Dataset records:
+++

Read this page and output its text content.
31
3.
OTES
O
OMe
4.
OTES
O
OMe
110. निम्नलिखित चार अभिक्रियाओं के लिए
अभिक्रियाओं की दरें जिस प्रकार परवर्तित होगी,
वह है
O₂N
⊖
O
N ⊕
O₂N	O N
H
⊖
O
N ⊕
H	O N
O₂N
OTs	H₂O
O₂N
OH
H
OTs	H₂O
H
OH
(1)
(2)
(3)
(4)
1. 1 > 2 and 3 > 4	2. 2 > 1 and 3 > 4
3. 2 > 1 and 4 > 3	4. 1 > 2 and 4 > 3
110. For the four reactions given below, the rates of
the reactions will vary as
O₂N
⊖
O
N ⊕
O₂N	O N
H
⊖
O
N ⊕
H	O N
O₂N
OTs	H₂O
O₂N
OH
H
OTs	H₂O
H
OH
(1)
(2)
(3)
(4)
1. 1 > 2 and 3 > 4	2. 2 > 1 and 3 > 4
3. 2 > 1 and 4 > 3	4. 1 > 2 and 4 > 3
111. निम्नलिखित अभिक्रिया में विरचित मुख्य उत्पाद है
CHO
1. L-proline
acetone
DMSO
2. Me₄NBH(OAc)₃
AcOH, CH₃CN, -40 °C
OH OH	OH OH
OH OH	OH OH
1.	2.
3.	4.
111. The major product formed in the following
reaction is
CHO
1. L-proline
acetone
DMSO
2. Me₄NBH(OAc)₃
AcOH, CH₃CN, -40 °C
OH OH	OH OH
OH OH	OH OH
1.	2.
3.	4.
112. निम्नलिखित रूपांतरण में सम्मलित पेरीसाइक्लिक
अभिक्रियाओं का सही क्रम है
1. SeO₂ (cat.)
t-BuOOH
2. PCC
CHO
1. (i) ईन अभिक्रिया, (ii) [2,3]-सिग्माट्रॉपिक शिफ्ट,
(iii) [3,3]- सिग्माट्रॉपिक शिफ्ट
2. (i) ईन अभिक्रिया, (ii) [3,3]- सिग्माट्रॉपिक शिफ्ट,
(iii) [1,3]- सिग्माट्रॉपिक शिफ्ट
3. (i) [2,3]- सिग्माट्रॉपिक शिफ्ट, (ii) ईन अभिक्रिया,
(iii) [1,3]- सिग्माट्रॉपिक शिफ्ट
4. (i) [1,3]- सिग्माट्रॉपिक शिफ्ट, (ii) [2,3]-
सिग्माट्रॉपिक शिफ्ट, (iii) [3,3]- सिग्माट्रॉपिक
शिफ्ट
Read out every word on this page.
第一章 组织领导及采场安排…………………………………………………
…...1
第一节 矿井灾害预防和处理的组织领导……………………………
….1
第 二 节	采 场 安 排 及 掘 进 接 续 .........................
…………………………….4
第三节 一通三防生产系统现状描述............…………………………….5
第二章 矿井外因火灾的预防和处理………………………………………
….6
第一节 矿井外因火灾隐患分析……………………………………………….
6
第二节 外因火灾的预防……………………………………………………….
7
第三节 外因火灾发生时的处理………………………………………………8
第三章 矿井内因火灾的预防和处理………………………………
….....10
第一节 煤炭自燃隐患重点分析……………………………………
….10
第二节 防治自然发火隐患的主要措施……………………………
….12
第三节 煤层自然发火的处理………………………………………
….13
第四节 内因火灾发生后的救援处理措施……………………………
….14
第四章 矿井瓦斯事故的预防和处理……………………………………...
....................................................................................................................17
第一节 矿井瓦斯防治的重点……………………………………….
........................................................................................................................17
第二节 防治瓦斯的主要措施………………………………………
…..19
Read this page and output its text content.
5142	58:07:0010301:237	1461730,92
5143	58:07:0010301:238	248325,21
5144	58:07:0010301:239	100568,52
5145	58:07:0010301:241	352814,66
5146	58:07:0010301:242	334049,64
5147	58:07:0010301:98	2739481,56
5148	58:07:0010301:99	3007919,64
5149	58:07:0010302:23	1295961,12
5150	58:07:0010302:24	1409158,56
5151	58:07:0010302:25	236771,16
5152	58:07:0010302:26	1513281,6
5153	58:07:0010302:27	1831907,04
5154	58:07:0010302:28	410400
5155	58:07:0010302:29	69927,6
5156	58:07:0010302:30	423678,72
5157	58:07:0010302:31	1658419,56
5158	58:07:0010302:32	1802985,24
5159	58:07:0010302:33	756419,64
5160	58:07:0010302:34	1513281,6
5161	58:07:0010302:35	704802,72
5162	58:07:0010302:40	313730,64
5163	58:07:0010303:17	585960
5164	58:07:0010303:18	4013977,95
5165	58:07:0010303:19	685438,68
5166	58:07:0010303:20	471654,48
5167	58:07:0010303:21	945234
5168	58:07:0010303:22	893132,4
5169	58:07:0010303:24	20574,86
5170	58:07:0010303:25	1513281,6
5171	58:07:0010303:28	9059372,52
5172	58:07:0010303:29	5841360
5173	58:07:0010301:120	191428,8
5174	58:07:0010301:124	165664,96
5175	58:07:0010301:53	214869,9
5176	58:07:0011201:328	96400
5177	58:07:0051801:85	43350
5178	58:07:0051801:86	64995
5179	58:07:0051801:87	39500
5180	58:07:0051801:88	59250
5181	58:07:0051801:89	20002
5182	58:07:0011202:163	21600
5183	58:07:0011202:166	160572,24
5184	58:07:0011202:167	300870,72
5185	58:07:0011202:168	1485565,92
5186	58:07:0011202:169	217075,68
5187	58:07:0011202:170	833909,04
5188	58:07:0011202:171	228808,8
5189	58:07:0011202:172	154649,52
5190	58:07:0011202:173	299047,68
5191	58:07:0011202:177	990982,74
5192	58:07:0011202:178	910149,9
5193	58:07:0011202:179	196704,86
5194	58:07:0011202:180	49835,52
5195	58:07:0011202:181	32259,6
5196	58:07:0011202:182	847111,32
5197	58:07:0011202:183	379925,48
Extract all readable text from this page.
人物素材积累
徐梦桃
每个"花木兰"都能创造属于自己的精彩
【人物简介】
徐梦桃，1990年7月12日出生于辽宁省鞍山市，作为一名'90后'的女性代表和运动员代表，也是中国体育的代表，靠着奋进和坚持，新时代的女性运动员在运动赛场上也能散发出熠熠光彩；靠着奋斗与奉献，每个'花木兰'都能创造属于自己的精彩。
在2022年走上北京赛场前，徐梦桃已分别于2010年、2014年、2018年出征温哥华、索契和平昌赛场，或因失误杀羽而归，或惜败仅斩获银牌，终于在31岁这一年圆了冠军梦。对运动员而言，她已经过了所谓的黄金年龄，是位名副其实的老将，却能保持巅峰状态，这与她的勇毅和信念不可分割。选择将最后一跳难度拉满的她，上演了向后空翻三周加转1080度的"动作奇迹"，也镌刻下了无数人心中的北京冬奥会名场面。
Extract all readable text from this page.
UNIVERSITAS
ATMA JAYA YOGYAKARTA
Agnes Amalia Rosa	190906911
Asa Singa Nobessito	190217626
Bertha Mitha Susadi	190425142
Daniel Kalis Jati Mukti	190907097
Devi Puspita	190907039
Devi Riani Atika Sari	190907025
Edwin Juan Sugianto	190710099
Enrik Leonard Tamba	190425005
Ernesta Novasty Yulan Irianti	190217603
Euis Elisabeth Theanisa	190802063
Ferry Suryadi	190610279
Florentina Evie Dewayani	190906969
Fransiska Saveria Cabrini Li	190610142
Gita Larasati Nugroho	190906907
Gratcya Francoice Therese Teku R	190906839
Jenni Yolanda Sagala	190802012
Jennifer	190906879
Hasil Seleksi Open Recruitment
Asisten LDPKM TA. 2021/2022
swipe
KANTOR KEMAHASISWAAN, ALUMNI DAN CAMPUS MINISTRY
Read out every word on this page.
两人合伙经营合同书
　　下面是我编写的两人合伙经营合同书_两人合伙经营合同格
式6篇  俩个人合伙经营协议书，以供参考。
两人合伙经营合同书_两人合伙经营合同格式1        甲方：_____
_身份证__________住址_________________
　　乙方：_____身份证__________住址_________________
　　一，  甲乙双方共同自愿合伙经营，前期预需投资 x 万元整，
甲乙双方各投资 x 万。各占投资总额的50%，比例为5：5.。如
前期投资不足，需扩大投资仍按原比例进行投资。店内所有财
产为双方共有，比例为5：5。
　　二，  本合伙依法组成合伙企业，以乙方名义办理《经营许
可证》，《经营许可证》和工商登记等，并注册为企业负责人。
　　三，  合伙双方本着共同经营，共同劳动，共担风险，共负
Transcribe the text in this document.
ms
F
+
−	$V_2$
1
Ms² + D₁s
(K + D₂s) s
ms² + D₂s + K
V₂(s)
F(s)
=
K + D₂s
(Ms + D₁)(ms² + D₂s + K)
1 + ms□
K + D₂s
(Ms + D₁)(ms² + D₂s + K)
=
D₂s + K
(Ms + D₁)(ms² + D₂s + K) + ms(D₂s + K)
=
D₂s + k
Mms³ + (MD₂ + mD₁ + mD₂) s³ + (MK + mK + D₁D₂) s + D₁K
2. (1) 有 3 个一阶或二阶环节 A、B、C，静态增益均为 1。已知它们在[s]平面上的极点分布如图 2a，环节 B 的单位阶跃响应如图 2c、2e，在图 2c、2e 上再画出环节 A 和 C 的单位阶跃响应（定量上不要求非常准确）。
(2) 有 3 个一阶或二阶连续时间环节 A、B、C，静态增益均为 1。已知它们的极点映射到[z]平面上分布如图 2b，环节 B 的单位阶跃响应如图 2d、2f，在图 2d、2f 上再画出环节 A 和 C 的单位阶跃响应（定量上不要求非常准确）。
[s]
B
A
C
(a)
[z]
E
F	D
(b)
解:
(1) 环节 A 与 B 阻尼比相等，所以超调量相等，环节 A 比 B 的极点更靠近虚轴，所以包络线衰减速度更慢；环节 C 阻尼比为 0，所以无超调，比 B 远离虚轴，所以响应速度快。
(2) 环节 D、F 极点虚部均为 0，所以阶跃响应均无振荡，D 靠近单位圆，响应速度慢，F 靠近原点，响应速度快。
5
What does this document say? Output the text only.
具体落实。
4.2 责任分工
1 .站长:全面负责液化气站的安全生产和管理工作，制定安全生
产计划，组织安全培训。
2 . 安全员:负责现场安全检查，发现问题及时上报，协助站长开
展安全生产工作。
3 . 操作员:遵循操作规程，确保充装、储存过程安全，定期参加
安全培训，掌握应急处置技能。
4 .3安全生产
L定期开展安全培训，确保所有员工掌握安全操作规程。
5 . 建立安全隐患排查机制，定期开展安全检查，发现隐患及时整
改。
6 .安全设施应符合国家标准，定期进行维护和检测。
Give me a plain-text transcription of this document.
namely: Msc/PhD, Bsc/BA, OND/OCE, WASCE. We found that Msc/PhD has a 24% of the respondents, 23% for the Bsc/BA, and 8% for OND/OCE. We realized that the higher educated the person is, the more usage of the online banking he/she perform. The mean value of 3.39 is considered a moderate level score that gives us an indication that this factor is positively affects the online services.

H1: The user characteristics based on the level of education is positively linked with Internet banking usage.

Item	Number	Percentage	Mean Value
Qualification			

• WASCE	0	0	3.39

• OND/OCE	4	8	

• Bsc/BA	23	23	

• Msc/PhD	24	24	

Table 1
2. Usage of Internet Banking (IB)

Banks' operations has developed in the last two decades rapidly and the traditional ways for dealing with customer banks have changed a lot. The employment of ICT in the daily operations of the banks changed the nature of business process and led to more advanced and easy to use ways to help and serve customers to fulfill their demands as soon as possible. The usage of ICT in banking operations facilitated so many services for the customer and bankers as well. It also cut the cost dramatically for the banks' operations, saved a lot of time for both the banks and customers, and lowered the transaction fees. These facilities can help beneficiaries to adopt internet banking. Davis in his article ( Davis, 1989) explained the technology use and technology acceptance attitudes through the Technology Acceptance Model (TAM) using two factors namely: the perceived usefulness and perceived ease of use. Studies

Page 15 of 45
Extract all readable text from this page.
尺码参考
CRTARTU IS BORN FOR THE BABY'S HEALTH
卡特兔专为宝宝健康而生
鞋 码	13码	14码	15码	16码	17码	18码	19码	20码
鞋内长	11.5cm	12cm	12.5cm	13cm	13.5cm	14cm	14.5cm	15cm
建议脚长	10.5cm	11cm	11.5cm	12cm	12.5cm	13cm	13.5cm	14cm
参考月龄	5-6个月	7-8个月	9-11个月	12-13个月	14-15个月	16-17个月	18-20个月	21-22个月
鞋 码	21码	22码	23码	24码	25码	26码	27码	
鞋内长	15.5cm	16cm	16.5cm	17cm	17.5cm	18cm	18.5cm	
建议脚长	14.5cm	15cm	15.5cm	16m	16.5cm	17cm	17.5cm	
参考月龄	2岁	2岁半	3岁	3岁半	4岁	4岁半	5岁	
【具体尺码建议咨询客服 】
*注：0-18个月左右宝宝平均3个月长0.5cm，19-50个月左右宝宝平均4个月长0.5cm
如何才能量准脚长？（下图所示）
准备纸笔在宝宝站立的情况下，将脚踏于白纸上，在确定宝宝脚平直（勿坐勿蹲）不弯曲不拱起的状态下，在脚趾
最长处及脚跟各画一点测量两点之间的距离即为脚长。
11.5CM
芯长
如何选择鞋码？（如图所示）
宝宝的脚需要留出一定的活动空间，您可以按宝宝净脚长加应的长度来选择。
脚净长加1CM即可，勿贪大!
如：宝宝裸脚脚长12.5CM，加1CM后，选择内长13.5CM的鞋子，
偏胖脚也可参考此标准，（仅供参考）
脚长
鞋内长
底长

+++

*Task requirements*:
From the material above, copy each line that includes the word "参考月龄".

*Answer to the problem*:
参考月龄	5-6个月	7-8个月	9-11个月	12-13个月	14-15个月	16-17个月	18-20个月	21-22个月
参考月龄	2岁	2岁半	3岁	3岁半	4岁	4岁半	5岁	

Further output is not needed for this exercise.